§ Problem to work on: Pick out and copy every line below that has the word "Business".

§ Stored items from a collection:
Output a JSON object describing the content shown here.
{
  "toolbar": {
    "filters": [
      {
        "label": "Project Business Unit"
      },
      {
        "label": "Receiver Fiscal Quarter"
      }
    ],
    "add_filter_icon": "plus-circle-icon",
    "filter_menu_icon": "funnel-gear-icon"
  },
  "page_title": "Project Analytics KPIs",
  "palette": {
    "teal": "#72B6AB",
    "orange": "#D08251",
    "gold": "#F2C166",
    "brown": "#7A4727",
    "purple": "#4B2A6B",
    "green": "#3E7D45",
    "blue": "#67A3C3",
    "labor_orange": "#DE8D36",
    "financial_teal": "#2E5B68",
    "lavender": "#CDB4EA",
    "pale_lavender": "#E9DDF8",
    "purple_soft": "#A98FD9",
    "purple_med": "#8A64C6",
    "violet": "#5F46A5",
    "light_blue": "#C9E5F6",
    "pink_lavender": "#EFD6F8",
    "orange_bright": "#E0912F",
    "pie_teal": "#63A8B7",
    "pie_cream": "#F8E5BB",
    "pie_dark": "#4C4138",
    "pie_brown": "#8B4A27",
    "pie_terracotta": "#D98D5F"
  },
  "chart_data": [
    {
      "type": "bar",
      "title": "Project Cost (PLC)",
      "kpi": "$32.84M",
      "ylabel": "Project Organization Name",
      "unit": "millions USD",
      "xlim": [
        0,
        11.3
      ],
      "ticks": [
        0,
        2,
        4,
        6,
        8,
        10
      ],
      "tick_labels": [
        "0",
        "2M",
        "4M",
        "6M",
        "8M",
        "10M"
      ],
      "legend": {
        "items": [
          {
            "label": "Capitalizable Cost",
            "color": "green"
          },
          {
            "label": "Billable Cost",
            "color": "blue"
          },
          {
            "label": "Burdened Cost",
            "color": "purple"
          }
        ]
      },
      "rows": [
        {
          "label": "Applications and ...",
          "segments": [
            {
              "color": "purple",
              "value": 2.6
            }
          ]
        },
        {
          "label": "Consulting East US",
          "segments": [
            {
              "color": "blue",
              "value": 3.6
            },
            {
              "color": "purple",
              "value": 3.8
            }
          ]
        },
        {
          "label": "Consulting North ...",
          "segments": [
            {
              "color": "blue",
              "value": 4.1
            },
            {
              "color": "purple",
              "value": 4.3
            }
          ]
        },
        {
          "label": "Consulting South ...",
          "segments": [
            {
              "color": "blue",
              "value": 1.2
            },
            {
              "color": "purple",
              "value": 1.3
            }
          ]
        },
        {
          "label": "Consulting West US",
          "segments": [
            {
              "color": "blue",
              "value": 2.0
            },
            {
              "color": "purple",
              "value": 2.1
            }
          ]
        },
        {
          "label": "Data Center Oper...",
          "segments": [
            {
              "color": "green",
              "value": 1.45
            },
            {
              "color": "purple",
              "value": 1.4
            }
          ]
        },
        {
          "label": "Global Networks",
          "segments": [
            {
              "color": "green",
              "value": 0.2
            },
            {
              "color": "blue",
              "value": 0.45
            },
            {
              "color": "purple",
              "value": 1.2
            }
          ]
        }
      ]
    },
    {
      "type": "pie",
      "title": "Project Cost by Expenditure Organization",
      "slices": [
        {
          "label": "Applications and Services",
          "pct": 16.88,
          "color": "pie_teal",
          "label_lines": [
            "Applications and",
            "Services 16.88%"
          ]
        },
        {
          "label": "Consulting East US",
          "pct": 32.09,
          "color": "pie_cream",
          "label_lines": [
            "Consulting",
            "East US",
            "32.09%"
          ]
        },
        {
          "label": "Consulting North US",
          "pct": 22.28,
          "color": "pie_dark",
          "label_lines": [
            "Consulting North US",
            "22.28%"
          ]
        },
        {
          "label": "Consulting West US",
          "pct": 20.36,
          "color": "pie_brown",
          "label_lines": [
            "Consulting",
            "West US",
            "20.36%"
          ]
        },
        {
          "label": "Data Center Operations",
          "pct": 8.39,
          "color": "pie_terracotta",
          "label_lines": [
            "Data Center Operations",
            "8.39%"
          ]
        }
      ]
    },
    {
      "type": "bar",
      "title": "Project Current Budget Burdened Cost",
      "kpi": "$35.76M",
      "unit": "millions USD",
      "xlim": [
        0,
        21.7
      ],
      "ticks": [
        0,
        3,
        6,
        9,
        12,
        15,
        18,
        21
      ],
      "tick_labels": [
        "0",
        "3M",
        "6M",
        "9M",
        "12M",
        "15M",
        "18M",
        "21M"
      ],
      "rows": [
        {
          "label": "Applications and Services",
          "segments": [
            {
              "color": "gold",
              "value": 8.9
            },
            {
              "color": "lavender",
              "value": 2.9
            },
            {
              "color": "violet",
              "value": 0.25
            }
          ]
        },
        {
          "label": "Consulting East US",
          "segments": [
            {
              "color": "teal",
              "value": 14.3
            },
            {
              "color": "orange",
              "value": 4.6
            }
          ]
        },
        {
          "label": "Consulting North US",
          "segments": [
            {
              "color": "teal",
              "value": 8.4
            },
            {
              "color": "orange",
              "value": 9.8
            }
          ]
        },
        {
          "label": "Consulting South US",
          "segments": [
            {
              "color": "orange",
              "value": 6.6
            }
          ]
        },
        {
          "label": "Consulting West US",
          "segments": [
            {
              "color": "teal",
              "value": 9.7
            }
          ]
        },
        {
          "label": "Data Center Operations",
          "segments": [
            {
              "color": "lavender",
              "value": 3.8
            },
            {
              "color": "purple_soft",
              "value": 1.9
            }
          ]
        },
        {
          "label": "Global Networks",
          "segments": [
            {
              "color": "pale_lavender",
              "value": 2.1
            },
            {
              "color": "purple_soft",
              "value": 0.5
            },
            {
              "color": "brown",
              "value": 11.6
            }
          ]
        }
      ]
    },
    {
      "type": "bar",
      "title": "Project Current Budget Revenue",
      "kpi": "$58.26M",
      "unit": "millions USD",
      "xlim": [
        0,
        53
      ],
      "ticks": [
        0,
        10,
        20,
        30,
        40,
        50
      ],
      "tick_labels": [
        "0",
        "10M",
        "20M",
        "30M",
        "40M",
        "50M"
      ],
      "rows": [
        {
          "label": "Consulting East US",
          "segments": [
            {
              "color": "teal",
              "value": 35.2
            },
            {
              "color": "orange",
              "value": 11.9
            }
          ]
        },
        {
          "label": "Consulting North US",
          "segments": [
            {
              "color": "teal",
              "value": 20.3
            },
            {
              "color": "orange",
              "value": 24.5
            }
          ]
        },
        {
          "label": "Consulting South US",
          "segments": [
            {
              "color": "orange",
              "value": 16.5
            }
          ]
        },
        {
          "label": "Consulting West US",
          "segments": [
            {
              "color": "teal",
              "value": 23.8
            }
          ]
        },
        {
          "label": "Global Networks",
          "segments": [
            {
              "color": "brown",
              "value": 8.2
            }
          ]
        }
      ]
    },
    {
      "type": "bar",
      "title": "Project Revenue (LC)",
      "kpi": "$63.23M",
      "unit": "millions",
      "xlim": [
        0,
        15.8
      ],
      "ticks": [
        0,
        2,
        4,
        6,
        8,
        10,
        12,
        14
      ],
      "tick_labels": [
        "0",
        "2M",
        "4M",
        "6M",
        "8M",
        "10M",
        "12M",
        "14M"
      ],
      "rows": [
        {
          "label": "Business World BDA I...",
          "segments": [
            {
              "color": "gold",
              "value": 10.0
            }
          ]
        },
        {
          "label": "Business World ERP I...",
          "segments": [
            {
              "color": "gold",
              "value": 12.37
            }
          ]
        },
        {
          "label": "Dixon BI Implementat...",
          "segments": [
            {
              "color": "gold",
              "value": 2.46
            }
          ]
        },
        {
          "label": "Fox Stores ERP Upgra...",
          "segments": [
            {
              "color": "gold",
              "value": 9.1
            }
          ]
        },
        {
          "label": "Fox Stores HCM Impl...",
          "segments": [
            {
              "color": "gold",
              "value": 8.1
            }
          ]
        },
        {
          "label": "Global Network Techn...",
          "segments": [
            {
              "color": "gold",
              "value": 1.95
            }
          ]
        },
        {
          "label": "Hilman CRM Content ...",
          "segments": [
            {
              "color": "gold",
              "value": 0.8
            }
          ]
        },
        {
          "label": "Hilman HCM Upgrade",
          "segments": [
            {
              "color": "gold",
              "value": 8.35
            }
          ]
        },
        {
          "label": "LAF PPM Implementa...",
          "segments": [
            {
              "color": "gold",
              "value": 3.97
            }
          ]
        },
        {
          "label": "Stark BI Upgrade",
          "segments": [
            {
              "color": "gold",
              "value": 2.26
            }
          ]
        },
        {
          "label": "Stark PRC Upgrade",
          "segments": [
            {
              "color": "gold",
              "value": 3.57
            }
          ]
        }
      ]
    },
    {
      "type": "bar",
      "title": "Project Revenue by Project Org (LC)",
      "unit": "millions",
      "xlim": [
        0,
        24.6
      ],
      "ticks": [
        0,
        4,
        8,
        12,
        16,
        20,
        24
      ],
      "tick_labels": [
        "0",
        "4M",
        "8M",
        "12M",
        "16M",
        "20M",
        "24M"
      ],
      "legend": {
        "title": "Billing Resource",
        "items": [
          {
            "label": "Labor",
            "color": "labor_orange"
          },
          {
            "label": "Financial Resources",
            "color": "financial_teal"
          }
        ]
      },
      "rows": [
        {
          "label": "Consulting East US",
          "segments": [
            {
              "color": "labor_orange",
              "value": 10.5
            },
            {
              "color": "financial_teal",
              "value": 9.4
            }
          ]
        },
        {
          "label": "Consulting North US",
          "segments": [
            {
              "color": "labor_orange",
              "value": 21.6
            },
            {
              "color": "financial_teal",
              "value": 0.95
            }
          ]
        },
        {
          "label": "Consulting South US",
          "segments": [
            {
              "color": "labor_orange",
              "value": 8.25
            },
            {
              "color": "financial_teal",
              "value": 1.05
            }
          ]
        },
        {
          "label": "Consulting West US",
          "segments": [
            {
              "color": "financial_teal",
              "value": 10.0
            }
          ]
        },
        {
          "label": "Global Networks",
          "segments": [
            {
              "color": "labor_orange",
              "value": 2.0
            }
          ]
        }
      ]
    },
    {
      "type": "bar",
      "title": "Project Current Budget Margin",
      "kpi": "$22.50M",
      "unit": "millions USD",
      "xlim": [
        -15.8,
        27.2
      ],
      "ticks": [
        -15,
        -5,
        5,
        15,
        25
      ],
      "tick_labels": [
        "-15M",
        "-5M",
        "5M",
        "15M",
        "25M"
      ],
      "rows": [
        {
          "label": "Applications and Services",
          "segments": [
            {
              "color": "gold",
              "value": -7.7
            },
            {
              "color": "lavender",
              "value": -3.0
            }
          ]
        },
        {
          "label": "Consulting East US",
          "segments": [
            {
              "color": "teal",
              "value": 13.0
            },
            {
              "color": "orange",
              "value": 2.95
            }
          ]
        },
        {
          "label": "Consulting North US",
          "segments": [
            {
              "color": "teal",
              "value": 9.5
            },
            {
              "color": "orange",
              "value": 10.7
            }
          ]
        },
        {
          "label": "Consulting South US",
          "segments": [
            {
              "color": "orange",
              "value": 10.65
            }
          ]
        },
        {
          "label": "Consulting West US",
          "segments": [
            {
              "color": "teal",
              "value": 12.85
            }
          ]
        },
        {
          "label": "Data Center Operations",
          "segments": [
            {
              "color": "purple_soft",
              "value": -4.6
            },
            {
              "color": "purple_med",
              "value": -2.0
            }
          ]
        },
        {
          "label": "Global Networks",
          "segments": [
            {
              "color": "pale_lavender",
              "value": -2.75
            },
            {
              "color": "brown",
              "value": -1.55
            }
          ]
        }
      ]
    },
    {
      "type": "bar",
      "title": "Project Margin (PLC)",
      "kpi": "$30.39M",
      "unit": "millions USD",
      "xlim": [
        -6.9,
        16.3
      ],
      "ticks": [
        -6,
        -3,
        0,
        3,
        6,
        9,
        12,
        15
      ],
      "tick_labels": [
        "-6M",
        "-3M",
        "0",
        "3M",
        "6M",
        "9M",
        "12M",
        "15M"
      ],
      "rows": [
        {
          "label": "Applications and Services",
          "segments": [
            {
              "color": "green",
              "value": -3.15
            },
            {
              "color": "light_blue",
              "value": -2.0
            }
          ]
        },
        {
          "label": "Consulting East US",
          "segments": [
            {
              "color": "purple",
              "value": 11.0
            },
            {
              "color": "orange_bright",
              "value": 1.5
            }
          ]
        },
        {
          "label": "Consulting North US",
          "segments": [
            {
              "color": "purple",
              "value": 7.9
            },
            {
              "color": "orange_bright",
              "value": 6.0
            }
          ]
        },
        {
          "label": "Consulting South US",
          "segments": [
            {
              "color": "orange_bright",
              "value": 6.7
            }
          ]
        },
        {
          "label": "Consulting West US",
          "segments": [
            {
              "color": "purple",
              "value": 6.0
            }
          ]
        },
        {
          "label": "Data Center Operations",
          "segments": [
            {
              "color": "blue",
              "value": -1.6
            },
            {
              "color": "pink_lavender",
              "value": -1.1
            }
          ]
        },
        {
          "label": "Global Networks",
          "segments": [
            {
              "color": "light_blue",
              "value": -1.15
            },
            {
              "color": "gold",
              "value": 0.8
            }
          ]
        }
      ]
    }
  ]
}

§ Full output:
        "label": "Project Business Unit"
          "label": "Business World BDA I...",
          "label": "Business World ERP I...",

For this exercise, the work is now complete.